Task prompt → Restate all of the entries exactly, dropping any pictures they hold.

Provided records →
--- START ---
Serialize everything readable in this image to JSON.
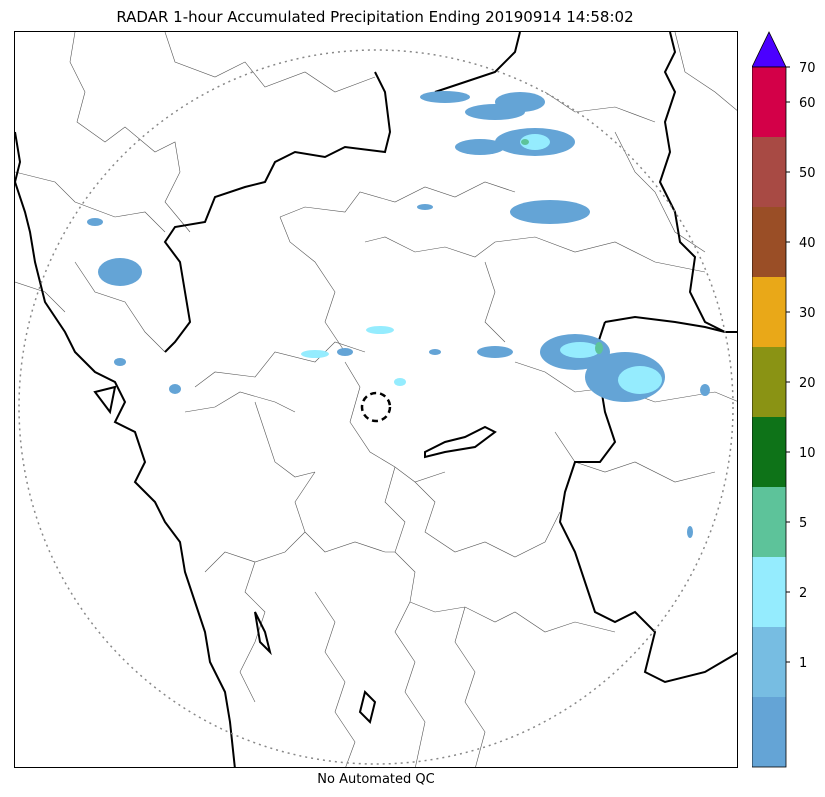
{
  "title": "RADAR 1-hour Accumulated Precipitation Ending 20190914 14:58:02",
  "footer": "No Automated QC",
  "colorbar": {
    "levels": [
      {
        "label": "",
        "color": "#64a4d6"
      },
      {
        "label": "1",
        "color": "#77bde2"
      },
      {
        "label": "2",
        "color": "#95ecfe"
      },
      {
        "label": "5",
        "color": "#5dc39a"
      },
      {
        "label": "10",
        "color": "#0e7318"
      },
      {
        "label": "20",
        "color": "#8a9314"
      },
      {
        "label": "30",
        "color": "#e9a818"
      },
      {
        "label": "40",
        "color": "#9a4e26"
      },
      {
        "label": "50",
        "color": "#a84a44"
      },
      {
        "label": "60",
        "color": "#d30048"
      }
    ],
    "top_label": "70",
    "overflow_color": "#4b00ff"
  },
  "map": {
    "radar_range_ring": "dotted",
    "radar_site_marker": "dashed-circle",
    "colors": {
      "boundary": "#000000",
      "district": "#555555",
      "ring": "#888888"
    }
  }
}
--- END ---
Completed exercise →
Serialize everything readable in this image to JSON.
{
  "title": "RADAR 1-hour Accumulated Precipitation Ending 20190914 14:58:02",
  "footer": "No Automated QC",
  "colorbar": {
    "levels": [
      {
        "label": "",
        "color": "#64a4d6"
      },
      {
        "label": "1",
        "color": "#77bde2"
      },
      {
        "label": "2",
        "color": "#95ecfe"
      },
      {
        "label": "5",
        "color": "#5dc39a"
      },
      {
        "label": "10",
        "color": "#0e7318"
      },
      {
        "label": "20",
        "color": "#8a9314"
      },
      {
        "label": "30",
        "color": "#e9a818"
      },
      {
        "label": "40",
        "color": "#9a4e26"
      },
      {
        "label": "50",
        "color": "#a84a44"
      },
      {
        "label": "60",
        "color": "#d30048"
      }
    ],
    "top_label": "70",
    "overflow_color": "#4b00ff"
  },
  "map": {
    "radar_range_ring": "dotted",
    "radar_site_marker": "dashed-circle",
    "colors": {
      "boundary": "#000000",
      "district": "#555555",
      "ring": "#888888"
    }
  }
}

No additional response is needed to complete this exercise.